===== Input records =====

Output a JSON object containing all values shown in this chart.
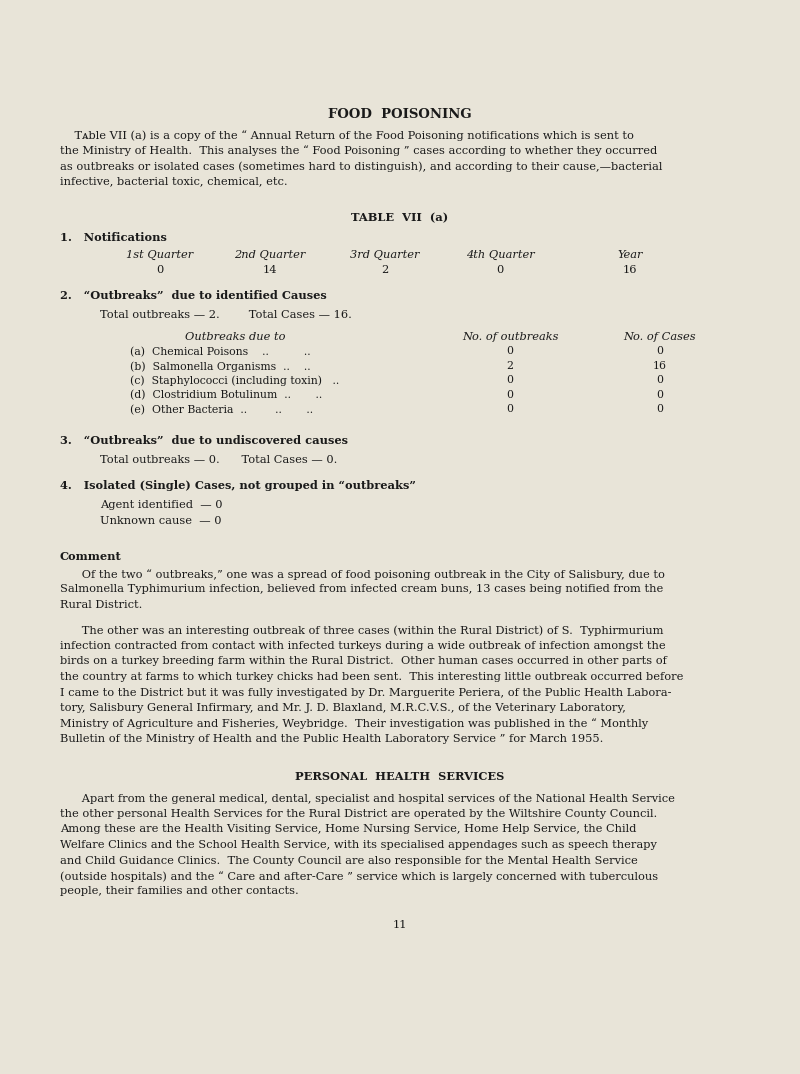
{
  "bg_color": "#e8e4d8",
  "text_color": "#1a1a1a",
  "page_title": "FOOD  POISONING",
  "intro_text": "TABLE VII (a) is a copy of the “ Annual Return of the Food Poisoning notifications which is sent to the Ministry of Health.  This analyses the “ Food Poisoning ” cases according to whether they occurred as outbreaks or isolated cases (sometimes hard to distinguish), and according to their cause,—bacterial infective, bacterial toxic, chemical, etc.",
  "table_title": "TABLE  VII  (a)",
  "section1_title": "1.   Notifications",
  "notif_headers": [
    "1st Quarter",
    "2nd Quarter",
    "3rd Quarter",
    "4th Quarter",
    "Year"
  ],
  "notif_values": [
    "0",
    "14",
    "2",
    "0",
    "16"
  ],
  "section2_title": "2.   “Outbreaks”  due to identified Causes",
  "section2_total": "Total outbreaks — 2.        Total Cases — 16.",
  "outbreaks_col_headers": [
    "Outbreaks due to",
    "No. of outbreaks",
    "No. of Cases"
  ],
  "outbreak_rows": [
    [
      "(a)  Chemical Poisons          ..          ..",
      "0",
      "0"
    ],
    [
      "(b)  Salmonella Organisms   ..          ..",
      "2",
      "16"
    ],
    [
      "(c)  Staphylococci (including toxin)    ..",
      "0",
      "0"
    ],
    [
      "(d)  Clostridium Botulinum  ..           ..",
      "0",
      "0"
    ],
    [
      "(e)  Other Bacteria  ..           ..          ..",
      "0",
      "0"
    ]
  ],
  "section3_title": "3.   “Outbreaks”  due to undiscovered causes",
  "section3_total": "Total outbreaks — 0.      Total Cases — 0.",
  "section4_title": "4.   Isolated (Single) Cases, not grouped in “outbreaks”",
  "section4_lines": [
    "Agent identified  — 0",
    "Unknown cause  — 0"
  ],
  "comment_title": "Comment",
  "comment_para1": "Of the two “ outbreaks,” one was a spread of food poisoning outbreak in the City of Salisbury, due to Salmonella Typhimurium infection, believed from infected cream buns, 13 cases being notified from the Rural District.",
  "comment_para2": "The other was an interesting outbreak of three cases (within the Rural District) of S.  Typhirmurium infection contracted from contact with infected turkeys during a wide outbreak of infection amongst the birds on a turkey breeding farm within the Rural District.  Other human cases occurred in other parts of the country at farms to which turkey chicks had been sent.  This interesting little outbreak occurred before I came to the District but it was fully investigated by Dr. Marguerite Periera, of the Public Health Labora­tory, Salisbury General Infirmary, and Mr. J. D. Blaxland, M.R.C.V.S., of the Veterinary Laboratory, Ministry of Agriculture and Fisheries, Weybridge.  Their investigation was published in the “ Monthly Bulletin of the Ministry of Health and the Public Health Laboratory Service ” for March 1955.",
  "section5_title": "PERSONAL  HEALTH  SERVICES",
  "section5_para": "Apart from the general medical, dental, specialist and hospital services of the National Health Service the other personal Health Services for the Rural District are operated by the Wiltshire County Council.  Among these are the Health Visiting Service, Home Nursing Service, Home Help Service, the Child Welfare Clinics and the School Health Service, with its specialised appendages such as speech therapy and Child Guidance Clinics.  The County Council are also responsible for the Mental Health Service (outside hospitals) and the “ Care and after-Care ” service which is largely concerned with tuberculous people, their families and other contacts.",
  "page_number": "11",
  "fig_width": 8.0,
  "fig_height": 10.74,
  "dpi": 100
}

=====
===== Input records =====

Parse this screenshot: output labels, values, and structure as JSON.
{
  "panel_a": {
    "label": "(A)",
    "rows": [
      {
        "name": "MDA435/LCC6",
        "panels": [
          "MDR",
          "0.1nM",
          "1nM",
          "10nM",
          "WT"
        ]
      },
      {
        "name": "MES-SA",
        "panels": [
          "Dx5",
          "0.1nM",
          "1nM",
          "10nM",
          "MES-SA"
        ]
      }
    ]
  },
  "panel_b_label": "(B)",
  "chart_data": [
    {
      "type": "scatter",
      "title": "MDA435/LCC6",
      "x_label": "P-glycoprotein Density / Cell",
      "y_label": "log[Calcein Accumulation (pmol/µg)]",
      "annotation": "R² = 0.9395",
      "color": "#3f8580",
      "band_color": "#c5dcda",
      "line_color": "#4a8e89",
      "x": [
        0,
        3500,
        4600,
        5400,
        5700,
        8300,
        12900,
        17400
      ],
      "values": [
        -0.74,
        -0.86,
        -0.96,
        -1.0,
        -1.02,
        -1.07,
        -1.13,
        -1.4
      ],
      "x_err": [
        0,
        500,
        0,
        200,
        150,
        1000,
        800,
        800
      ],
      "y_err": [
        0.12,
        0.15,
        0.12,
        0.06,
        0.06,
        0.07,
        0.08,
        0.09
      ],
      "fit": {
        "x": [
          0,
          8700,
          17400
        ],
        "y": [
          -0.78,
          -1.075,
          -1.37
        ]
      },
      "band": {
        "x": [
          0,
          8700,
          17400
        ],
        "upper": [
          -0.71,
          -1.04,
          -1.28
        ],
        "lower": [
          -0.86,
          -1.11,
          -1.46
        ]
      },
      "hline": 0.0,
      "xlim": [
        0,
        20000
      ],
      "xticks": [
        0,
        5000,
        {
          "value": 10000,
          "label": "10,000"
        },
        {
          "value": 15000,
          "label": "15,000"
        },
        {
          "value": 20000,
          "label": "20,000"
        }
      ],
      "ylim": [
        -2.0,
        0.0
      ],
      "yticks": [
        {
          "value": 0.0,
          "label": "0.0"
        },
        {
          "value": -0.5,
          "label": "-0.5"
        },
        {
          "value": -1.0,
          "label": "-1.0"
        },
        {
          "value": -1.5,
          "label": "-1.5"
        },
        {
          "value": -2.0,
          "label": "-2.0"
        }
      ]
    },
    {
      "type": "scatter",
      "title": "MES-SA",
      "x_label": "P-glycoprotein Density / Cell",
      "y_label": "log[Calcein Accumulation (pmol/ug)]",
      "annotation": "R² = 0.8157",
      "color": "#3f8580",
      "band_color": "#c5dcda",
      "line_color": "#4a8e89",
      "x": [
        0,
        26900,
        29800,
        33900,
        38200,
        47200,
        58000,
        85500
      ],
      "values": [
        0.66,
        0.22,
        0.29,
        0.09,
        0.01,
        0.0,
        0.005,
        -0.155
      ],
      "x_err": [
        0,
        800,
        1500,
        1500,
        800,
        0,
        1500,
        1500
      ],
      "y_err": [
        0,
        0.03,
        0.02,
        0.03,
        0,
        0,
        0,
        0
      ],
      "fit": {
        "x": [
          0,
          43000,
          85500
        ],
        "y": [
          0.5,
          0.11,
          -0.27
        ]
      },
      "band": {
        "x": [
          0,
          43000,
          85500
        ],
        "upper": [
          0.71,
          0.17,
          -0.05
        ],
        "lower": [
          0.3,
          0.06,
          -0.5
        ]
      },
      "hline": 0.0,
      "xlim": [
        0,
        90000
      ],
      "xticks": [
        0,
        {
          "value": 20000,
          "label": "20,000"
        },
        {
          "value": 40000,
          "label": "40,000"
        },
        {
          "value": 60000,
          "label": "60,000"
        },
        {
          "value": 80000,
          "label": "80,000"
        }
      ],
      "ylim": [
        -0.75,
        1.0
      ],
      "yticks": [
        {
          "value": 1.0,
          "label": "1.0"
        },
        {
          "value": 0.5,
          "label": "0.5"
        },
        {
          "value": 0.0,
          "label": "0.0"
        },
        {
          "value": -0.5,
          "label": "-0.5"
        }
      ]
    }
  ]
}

=====
===== Input records =====

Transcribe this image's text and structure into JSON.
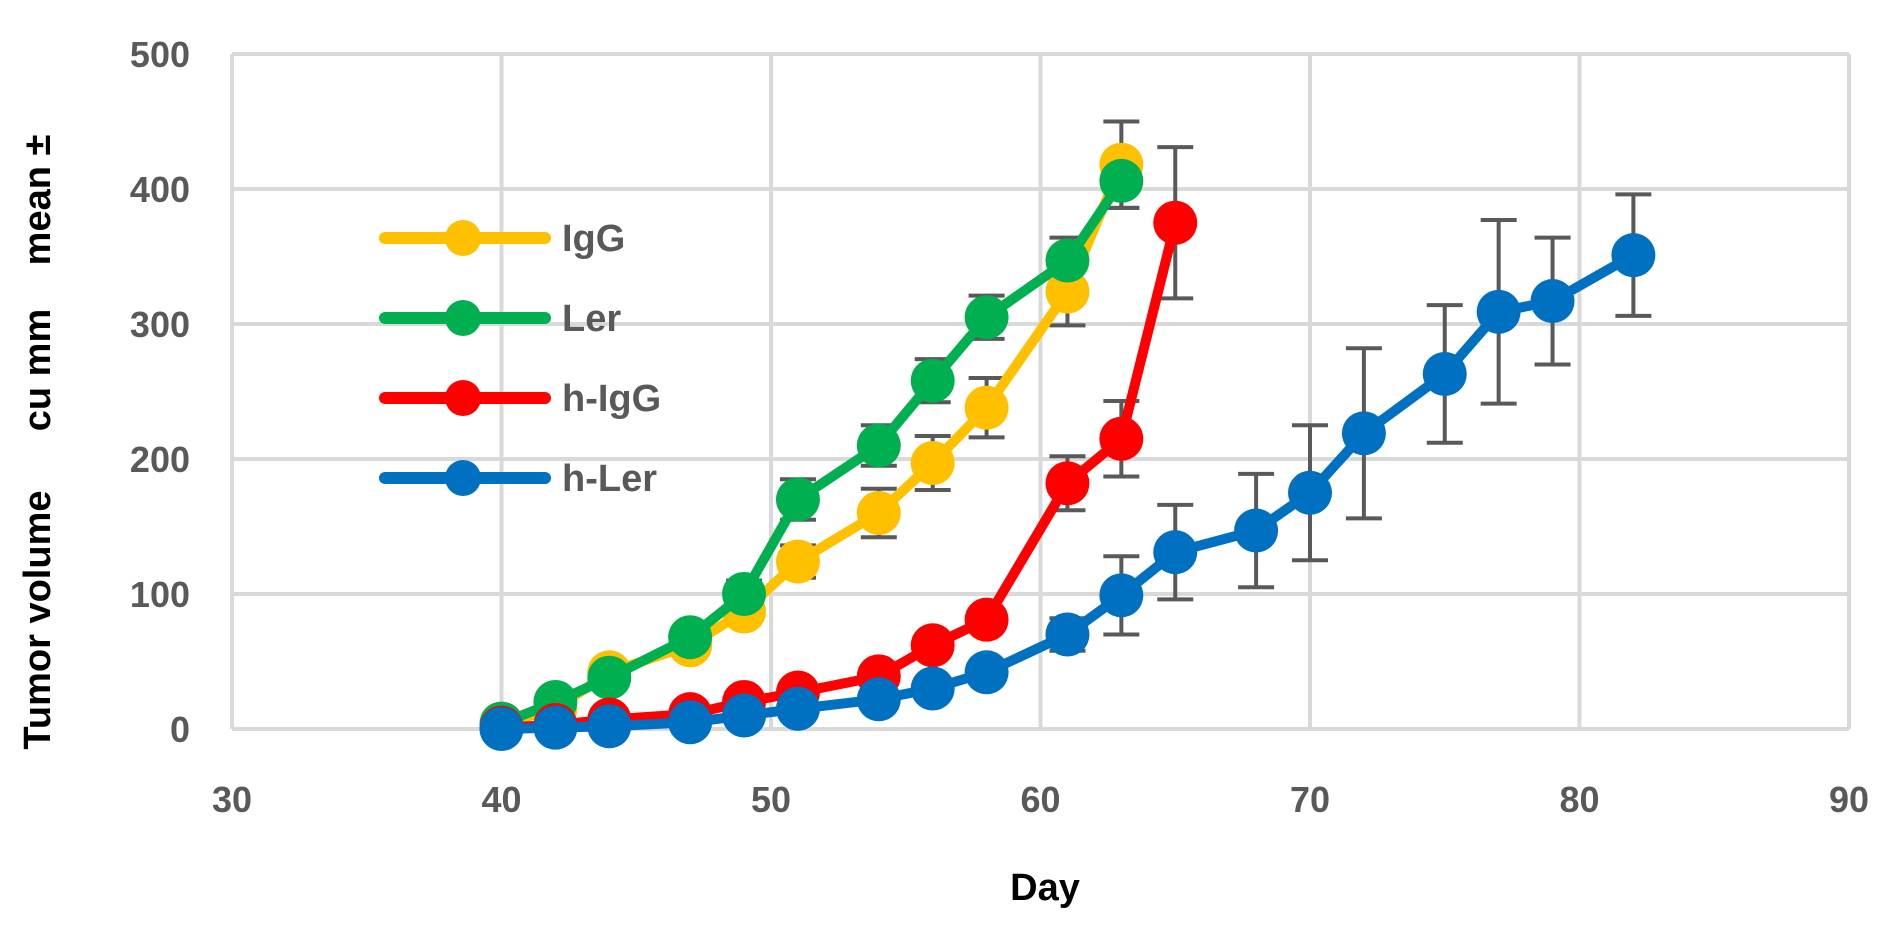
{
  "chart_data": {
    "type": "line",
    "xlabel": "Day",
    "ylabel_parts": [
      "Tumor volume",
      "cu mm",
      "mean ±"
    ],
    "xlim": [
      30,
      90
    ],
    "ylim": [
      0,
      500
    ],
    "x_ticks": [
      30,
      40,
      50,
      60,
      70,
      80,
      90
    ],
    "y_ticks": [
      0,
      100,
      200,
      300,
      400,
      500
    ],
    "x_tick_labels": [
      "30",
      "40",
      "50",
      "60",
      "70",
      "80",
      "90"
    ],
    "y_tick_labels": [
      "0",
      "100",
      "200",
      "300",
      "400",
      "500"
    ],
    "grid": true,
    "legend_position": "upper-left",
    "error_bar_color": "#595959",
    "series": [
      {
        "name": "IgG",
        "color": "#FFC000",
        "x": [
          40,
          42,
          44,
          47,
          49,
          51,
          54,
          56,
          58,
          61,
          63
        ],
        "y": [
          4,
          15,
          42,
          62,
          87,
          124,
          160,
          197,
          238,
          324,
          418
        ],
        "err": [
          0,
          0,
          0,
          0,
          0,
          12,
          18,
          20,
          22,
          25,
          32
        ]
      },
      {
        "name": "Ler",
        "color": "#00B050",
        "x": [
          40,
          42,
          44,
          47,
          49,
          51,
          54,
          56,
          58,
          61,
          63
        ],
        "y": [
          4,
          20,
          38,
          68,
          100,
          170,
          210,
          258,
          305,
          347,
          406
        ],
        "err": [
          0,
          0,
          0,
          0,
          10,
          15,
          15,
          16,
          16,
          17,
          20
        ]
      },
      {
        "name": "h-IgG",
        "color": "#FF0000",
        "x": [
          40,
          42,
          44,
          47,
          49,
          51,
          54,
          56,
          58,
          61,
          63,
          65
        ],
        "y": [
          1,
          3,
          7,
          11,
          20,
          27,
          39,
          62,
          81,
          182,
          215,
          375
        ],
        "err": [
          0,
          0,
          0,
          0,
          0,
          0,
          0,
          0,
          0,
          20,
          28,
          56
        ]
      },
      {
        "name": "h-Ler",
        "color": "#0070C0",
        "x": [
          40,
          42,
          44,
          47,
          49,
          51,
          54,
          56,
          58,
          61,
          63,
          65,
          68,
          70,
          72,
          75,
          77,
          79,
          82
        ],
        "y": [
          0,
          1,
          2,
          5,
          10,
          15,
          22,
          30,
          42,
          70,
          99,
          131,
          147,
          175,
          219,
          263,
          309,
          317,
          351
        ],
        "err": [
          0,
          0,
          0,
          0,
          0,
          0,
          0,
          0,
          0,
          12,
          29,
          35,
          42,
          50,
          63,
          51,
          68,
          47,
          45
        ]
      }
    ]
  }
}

=====

Whenever a line above includes the string "structure", copy it.

Parse this screenshot: output labels, values, and structure as JSON.
Transcribe this image's text and structure into JSON.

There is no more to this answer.